■ **What you have to do**: Look for the string "young" in every line, and copy each line that has it.

====== Recorded data ======

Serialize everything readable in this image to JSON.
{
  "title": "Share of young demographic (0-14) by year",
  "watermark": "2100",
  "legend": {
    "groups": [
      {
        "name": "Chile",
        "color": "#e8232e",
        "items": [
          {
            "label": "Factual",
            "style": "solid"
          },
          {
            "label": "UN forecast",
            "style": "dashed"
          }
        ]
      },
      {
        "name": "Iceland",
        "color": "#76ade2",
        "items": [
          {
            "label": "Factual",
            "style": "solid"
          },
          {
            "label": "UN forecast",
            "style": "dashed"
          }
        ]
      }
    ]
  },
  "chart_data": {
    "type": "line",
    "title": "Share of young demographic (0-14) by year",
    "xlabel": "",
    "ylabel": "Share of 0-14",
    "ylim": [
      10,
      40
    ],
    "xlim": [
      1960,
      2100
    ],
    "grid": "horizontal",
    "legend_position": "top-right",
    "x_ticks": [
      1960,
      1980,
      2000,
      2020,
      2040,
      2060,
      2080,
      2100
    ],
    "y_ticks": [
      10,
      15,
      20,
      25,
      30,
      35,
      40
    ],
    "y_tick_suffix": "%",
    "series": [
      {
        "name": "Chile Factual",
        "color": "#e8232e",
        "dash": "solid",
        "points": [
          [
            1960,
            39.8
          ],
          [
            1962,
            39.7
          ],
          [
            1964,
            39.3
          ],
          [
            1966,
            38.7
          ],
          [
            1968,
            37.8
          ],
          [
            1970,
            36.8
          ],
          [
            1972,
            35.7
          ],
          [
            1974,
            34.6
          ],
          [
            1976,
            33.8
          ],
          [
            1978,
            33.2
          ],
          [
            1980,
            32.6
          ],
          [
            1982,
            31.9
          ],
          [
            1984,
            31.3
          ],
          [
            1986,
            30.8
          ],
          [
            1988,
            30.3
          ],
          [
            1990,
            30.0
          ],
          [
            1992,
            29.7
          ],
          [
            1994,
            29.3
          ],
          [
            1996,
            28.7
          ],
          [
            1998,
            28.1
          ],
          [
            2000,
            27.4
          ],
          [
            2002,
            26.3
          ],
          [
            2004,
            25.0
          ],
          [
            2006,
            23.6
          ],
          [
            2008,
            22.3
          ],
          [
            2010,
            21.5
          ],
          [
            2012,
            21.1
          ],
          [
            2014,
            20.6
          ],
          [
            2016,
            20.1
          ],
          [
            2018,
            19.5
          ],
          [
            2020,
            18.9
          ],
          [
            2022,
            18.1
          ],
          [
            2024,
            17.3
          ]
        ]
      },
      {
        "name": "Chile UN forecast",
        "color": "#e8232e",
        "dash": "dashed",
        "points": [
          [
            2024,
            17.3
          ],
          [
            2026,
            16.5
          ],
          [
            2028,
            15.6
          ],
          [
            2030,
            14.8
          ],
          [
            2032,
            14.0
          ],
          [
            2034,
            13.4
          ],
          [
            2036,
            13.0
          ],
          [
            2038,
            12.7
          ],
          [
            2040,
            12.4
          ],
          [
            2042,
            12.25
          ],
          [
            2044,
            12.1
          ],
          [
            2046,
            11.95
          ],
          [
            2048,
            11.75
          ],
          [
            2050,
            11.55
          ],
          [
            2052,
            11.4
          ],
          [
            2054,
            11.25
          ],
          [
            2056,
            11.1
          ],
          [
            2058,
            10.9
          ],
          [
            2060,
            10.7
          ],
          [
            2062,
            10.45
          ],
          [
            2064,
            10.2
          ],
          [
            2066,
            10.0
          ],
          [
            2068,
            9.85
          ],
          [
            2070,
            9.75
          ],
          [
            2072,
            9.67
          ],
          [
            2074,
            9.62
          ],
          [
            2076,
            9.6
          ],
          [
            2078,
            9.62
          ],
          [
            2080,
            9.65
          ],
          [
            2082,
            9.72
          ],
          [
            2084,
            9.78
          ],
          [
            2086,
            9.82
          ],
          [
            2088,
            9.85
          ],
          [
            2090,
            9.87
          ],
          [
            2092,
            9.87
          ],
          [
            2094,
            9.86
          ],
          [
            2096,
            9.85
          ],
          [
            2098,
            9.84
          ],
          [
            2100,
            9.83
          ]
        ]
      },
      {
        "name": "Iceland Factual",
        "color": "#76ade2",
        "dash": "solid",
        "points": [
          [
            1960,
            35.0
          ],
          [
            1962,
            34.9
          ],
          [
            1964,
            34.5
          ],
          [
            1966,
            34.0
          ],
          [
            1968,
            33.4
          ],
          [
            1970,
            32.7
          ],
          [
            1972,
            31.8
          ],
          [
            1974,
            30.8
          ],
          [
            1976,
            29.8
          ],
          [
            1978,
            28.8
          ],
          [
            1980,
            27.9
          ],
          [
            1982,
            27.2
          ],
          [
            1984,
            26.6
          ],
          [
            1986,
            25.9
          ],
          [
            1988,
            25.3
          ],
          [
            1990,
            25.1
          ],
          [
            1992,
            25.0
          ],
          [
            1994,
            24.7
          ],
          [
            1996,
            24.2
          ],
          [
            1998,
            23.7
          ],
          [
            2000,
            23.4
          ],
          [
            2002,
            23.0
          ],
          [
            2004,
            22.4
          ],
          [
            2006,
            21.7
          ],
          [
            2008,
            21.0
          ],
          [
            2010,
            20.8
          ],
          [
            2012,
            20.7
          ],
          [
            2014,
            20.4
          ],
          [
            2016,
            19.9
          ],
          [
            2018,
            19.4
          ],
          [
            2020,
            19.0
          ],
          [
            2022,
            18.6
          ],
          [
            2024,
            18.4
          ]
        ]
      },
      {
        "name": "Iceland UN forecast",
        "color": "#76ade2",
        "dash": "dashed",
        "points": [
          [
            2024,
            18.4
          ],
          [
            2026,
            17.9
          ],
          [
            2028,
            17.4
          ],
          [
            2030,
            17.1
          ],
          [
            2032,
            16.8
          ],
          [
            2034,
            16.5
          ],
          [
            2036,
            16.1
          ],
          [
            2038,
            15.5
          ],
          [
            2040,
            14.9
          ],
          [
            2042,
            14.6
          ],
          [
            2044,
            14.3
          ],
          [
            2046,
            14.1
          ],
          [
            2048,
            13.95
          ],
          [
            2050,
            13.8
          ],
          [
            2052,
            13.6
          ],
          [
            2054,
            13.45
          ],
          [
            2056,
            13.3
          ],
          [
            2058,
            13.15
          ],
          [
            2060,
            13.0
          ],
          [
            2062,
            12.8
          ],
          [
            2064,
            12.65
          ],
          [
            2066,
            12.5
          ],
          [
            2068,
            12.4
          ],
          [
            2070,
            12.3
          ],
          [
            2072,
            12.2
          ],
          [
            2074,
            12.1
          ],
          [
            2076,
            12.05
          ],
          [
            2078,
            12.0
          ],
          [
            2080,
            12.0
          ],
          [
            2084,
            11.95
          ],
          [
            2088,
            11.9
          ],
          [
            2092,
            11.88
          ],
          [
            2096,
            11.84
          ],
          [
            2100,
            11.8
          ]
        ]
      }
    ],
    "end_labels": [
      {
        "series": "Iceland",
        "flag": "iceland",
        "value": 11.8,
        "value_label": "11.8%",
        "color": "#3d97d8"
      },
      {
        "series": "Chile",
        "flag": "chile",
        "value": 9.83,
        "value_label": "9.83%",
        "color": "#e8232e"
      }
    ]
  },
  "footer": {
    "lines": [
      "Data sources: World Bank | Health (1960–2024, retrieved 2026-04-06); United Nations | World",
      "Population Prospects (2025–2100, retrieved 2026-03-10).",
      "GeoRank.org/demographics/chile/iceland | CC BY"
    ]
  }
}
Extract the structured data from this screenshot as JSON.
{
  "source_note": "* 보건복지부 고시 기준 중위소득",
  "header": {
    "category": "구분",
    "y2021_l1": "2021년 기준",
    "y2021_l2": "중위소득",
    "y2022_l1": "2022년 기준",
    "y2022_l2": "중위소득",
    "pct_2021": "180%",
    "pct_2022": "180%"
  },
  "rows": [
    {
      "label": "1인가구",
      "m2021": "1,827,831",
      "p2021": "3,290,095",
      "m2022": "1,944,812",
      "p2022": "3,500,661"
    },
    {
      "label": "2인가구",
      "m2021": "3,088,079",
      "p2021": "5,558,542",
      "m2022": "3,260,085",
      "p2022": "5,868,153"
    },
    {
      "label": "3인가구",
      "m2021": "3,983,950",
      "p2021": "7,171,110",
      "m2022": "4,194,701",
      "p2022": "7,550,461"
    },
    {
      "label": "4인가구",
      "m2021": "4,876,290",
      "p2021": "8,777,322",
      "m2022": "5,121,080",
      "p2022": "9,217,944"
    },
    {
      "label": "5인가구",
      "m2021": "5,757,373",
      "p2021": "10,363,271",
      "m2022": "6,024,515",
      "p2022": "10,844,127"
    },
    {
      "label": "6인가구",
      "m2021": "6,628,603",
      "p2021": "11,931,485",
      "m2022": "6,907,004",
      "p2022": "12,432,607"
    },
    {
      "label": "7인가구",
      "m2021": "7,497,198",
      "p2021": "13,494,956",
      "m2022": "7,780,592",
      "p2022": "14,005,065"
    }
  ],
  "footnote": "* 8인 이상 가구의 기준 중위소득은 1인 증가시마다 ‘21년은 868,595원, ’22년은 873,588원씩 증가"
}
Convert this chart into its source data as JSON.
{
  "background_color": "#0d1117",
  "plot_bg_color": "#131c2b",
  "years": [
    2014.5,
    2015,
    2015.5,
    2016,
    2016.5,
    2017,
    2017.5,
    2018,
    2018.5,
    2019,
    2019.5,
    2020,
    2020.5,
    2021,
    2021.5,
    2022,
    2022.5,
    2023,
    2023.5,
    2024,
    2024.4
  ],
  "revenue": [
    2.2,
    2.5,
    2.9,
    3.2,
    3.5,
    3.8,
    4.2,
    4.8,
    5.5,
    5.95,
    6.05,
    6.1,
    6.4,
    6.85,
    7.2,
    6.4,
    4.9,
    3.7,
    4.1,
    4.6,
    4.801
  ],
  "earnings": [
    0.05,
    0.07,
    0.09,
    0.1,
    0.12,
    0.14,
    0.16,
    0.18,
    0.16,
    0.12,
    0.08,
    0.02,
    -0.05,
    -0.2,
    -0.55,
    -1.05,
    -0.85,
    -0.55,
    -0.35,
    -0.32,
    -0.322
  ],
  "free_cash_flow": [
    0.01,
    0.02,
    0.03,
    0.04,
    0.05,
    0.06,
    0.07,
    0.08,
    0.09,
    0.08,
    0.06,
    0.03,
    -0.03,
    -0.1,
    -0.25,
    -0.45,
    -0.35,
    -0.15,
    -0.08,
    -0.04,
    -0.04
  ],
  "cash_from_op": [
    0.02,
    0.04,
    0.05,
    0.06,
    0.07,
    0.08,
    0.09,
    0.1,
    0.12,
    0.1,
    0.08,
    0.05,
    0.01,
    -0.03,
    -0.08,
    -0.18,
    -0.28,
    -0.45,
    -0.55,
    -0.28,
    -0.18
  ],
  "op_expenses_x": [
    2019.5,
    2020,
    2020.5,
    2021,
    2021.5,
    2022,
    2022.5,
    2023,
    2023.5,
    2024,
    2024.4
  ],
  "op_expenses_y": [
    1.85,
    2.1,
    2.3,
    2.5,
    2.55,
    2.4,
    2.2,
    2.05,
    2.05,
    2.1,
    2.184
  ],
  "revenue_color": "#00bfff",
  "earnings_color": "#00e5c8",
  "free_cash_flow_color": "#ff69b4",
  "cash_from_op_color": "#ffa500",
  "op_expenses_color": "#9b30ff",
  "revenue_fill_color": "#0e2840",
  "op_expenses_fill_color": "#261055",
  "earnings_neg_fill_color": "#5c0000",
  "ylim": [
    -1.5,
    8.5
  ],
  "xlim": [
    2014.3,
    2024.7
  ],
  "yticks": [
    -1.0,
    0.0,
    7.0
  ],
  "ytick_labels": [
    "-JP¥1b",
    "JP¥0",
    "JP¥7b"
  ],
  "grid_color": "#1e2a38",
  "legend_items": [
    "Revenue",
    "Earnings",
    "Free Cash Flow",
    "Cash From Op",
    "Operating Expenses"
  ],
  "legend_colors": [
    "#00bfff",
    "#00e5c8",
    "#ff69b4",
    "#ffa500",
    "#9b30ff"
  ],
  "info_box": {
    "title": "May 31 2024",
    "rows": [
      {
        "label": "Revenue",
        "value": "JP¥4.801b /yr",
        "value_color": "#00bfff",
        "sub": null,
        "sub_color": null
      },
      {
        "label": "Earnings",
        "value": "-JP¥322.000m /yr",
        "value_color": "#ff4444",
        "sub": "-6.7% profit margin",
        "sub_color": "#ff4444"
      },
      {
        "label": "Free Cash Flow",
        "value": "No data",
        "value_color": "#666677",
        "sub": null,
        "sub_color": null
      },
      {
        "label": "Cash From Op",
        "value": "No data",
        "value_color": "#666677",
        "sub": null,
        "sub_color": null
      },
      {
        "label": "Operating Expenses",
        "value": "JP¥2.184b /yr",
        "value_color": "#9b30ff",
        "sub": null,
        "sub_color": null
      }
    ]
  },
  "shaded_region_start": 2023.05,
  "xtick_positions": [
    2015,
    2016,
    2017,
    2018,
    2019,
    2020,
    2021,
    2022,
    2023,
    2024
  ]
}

======

■ **Result**:
  "title": "Share of young demographic (0-14) by year",
    "title": "Share of young demographic (0-14) by year",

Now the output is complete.